● **ZU LÖSENDE AUFGABE**
Schreibe das Material vom Anfang bis einschließlich der Zeile mit „bar-final [527,648,782,660]“ neu und ersetze darin „legend-label“ durch „legend-text“, während alles Übrige unverändert bleibt.

● **BEREITGESTELLTE EINTRÄGE**

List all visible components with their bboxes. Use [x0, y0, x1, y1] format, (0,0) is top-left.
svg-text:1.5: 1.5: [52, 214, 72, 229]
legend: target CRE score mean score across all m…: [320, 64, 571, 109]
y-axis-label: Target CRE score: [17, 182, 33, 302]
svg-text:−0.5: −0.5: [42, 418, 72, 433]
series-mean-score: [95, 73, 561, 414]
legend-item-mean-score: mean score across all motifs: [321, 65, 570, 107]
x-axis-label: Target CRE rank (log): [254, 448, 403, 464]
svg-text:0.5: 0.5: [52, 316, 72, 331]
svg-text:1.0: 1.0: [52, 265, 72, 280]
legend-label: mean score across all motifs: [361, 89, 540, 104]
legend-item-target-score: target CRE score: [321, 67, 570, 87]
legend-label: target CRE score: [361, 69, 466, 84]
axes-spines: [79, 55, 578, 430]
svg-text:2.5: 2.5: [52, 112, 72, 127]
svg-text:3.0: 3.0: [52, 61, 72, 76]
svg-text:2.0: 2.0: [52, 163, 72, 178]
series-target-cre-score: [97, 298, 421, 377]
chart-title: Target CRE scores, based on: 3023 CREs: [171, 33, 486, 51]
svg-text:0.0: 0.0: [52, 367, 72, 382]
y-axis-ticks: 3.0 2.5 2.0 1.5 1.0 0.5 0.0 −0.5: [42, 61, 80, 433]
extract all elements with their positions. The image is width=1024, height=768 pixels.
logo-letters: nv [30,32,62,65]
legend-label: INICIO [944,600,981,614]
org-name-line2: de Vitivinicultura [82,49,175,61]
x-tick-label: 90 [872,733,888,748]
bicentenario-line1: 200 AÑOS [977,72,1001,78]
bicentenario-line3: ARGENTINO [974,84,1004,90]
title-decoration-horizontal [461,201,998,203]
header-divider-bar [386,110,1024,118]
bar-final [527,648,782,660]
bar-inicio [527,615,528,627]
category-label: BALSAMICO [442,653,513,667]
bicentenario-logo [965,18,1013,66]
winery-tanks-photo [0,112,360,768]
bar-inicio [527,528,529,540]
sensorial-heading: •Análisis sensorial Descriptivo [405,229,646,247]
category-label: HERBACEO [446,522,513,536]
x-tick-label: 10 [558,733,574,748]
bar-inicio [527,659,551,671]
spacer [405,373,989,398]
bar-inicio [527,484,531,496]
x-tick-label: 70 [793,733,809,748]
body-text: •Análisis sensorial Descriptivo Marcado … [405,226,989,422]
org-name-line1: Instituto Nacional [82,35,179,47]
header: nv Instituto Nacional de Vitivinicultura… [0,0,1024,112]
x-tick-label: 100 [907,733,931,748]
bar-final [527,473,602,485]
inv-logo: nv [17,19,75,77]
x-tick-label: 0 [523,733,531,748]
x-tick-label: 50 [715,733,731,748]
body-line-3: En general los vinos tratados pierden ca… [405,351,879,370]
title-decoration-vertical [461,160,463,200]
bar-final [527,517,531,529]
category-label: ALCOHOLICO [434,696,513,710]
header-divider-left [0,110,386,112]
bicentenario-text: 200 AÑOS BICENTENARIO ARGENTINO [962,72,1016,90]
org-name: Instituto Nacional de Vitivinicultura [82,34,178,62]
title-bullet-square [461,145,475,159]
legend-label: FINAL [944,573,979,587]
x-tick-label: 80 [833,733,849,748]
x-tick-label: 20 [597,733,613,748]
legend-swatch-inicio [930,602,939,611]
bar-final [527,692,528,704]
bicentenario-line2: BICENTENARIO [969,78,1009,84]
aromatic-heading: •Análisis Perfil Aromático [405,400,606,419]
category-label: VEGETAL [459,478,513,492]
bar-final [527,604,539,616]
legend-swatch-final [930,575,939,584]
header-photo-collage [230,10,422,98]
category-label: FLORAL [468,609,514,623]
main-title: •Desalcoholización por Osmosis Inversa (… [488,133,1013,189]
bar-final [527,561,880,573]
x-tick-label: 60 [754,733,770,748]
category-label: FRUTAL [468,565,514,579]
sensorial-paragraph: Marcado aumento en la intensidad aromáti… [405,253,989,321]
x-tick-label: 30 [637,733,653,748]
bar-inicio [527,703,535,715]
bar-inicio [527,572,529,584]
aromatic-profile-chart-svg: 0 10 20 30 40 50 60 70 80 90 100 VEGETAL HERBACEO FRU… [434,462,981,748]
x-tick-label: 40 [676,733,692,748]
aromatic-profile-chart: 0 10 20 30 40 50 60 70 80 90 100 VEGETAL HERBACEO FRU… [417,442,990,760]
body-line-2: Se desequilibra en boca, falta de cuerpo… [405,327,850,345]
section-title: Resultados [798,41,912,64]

● **VOLLSTÄNDIGE LÖSUNG**
List all visible components with their bboxes. Use [x0, y0, x1, y1] format, (0,0) is top-left.
svg-text:1.5: 1.5: [52, 214, 72, 229]
legend: target CRE score mean score across all m…: [320, 64, 571, 109]
y-axis-label: Target CRE score: [17, 182, 33, 302]
svg-text:−0.5: −0.5: [42, 418, 72, 433]
series-mean-score: [95, 73, 561, 414]
legend-item-mean-score: mean score across all motifs: [321, 65, 570, 107]
x-axis-label: Target CRE rank (log): [254, 448, 403, 464]
svg-text:0.5: 0.5: [52, 316, 72, 331]
svg-text:1.0: 1.0: [52, 265, 72, 280]
legend-text: mean score across all motifs: [361, 89, 540, 104]
legend-item-target-score: target CRE score: [321, 67, 570, 87]
legend-text: target CRE score: [361, 69, 466, 84]
axes-spines: [79, 55, 578, 430]
svg-text:2.5: 2.5: [52, 112, 72, 127]
svg-text:3.0: 3.0: [52, 61, 72, 76]
svg-text:2.0: 2.0: [52, 163, 72, 178]
series-target-cre-score: [97, 298, 421, 377]
chart-title: Target CRE scores, based on: 3023 CREs: [171, 33, 486, 51]
svg-text:0.0: 0.0: [52, 367, 72, 382]
y-axis-ticks: 3.0 2.5 2.0 1.5 1.0 0.5 0.0 −0.5: [42, 61, 80, 433]
extract all elements with their positions. The image is width=1024, height=768 pixels.
logo-letters: nv [30,32,62,65]
legend-text: INICIO [944,600,981,614]
org-name-line2: de Vitivinicultura [82,49,175,61]
x-tick-label: 90 [872,733,888,748]
bicentenario-line1: 200 AÑOS [977,72,1001,78]
bicentenario-line3: ARGENTINO [974,84,1004,90]
title-decoration-horizontal [461,201,998,203]
header-divider-bar [386,110,1024,118]
bar-final [527,648,782,660]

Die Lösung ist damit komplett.